• [GIVEN PROBLEM 1]
Answer these questions from the Tapie article, one line each:
(a) How many episodes does the Netflix series have?
(b) Which German sports apparel firm did Tapie buy in the early 1990s?
(c) In what year does the series end, and with what event?
• [GIVEN PROBLEM 2]
Reproduce the Tapie article word for word, starting with "Tapie is played" and going on through "of Tapie’s life.".
• [GIVEN PROBLEM 3]
For each statement, say yes or no to whether it agrees with the Tapie article, and quote the words that decide it:
(a) Olivier Demangel directed the series.
(b) The series begins in 1966.
(c) Tapie welcomed the Netflix project when it was first proposed.
begin TEXT SHOWN
Swashbuckling French tycoon Bernard Tapie gets Netflix series

Netflix on Wednesday releases a series based on the life of Bernard Tapie, the controversial and popular French business magnate who was jailed in one of football's biggest match-fixing scandals, amid protests from his family.

Swashbuckling French tycoon Bernard Tapie gets Netflix series
French businessman Bernard Tapie in 2013. Tapie died in October 2021 at the age of 78. (Photo by Boris HORVAT / AFP)

Tapie, who died in 2021 at 78, was also a prolific actor and occasional politician — he even became a government minister — but made his biggest mark in French public life as owner of the Olympique de Marseille (OM) football club.

He also gained prominence in the early 1990s with the purchase of German sports apparel firm Adidas, getting it back on solid financial footing before a sale that blew up into a financial scandal that reached the upper echelons of French politics.

The self-made man’s fall was as spectacular as his life, with several criminal convictions, including for fixing a Marseille match.

The series “neither attributes nor deflects blame”, screenwriter and series co-creator Olivier Demangel told AFP, calling it “pure fiction”.

Tapie is played by French actor Laurent Lafitte, whose picture displaying a clear likeness to his subject has been plastered on French billboards ahead of the launch of the seven-episode series that retraces 30 years of Tapie’s life.

It starts in 1966 with his first successful appearance in a TV talent show, and ends with his incarceration for match-fixing in 1997.

“This is the story of a television salesman who wanted to get into television and who ended up incorporating television,” Demangel said.

Tapie himself was hostile to the Netflix project when the streaming giant first floated it three years ago, according to director Tristan Seguela, who knew Tapie personally.

“He said to me: I’ll stop you right there, the answer is no”, Seguela told AFP, saying however that he ignored Tapie’s objections.
end TEXT SHOWN
begin DATASET ROWS
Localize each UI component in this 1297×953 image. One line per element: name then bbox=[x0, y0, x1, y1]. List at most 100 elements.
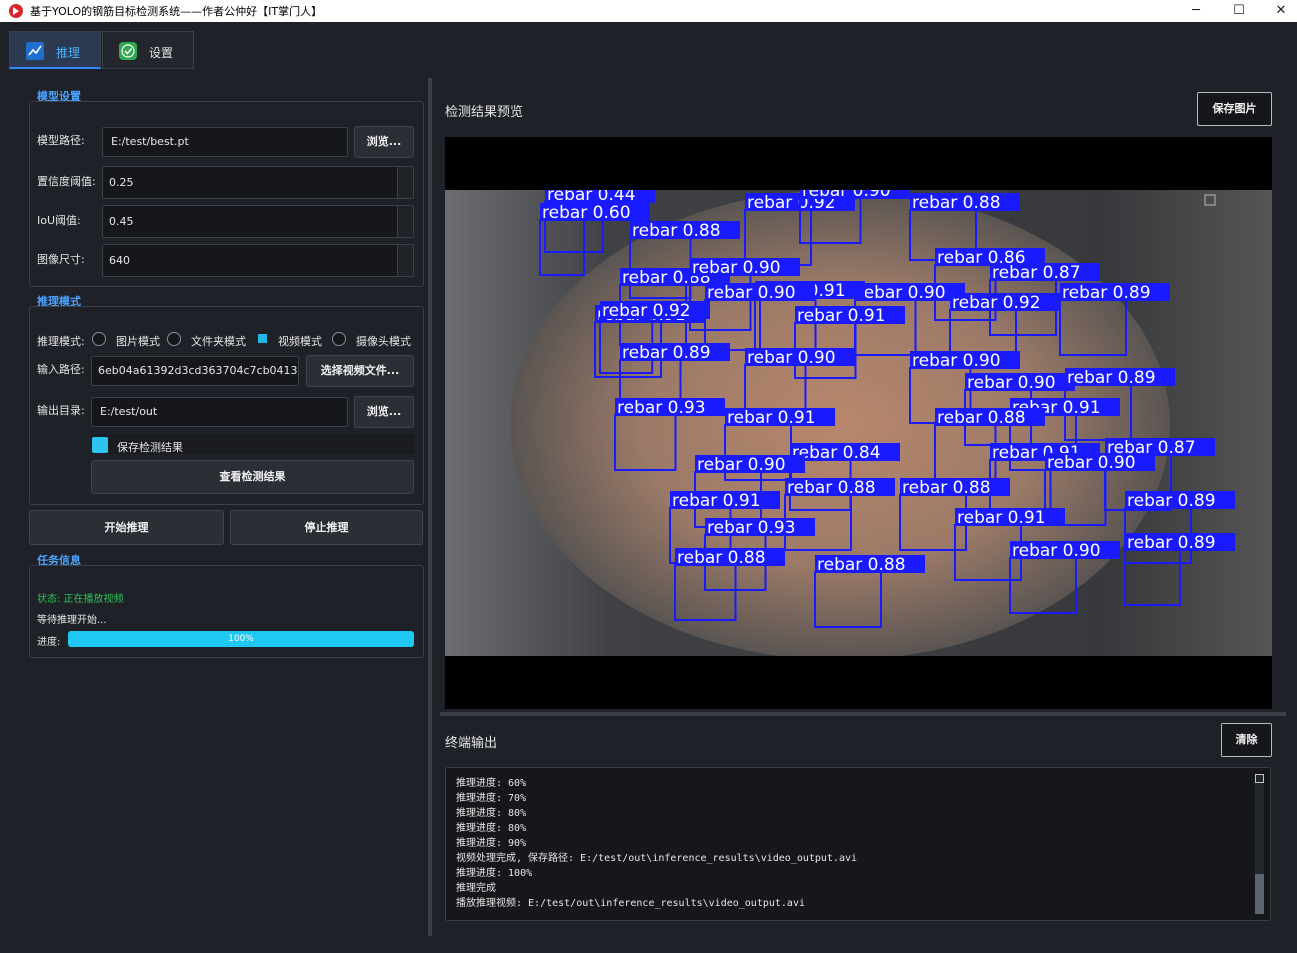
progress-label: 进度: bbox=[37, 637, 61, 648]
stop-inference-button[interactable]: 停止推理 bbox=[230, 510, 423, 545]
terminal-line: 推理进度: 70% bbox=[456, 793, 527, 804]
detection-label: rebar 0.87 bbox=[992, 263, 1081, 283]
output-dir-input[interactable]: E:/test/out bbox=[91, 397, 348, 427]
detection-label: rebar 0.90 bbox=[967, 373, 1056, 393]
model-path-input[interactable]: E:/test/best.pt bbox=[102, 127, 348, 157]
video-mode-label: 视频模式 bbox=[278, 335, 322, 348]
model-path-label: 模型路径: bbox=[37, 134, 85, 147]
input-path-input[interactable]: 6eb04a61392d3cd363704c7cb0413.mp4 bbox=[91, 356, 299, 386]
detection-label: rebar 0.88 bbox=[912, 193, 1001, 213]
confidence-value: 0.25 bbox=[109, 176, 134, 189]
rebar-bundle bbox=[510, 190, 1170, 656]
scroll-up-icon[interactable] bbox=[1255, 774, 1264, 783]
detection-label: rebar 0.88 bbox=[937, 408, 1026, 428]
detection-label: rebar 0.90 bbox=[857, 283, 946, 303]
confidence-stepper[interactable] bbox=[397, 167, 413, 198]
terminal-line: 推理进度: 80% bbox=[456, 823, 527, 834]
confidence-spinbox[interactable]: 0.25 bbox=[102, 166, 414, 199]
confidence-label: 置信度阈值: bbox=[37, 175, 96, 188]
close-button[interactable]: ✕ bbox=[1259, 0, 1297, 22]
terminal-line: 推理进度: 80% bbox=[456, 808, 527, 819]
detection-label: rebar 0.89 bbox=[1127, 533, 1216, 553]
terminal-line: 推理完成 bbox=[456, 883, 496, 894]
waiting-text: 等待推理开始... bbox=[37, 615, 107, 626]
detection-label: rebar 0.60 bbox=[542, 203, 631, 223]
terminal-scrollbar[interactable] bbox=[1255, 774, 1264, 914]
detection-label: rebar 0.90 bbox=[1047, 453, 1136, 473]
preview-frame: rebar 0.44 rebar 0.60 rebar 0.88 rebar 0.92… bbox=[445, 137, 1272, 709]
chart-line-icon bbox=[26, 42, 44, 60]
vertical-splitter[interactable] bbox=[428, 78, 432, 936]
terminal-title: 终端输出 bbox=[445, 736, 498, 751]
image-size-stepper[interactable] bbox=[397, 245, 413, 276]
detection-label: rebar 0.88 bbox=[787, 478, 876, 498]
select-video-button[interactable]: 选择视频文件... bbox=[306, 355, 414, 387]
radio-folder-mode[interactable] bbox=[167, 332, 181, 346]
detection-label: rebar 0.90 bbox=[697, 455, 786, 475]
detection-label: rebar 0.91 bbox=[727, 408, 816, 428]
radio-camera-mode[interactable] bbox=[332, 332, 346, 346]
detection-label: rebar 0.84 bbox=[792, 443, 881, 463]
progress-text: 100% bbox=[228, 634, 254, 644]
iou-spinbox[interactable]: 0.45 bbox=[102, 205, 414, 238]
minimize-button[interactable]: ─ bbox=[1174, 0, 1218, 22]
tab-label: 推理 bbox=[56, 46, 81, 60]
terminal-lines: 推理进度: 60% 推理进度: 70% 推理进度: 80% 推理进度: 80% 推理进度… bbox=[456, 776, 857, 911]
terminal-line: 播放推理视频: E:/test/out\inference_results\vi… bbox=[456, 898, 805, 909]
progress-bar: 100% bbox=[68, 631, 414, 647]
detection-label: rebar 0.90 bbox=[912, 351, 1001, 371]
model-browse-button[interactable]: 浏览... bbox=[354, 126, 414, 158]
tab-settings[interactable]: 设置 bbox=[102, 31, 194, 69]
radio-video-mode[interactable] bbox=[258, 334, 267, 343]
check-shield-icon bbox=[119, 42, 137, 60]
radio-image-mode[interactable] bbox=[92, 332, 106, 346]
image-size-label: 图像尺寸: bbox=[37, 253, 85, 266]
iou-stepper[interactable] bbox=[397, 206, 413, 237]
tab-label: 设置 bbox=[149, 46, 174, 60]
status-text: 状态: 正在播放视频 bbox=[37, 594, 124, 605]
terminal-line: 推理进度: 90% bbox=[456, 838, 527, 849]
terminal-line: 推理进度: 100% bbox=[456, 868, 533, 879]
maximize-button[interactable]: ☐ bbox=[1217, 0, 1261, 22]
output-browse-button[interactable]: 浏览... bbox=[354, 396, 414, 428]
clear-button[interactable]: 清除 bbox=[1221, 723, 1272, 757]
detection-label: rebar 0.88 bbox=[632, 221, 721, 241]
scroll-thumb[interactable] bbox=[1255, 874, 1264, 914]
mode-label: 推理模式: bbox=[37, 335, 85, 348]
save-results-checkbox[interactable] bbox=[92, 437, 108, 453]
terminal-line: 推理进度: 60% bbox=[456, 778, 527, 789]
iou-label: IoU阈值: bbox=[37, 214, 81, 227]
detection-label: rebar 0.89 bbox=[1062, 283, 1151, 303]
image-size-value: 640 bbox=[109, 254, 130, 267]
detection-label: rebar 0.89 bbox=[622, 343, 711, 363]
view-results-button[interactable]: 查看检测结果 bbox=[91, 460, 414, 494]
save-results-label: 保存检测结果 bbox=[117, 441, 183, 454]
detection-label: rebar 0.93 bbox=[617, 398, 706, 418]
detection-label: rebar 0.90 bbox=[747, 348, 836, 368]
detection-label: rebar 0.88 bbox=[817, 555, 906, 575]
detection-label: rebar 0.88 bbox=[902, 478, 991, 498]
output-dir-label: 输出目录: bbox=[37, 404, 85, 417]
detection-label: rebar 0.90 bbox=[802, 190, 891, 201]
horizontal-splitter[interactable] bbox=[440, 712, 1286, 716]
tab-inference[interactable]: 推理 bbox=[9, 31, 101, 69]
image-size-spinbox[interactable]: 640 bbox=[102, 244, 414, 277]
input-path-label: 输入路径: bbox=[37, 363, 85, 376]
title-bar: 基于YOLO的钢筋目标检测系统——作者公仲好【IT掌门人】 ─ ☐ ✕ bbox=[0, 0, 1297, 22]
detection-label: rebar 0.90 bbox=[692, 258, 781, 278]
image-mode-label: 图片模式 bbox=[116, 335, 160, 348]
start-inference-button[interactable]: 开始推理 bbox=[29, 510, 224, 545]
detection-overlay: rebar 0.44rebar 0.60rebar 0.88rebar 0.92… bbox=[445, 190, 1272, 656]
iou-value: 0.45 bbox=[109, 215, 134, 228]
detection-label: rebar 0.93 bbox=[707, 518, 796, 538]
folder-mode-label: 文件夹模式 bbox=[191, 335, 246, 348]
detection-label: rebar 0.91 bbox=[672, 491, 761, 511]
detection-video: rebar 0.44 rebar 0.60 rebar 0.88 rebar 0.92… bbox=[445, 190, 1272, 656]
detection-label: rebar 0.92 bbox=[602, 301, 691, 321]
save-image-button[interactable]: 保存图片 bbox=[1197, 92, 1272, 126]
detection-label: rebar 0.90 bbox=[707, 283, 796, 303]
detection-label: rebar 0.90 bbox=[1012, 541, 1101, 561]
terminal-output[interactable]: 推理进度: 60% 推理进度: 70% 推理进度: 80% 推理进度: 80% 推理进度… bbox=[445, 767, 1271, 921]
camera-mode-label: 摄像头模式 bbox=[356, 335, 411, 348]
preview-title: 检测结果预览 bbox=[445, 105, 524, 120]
end DATASET ROWS
• [ANSWER 1]
(a) Seven.
(b) Adidas.
(c) 1997, with his incarceration for match-fixing.

• [ANSWER 2]
Tapie is played by French actor Laurent Lafitte, whose picture displaying a clear likeness to his subject has been plastered on French billboards ahead of the launch of the seven-episode series that retraces 30 years of Tapie’s life.

• [ANSWER 3]
(a) No: "screenwriter and series co-creator Olivier Demangel"; the director is named in "according to director Tristan Seguela".
(b) Yes: "It starts in 1966 with his first successful appearance in a TV talent show".
(c) No: "Tapie himself was hostile to the Netflix project when the streaming giant first floated it three years ago".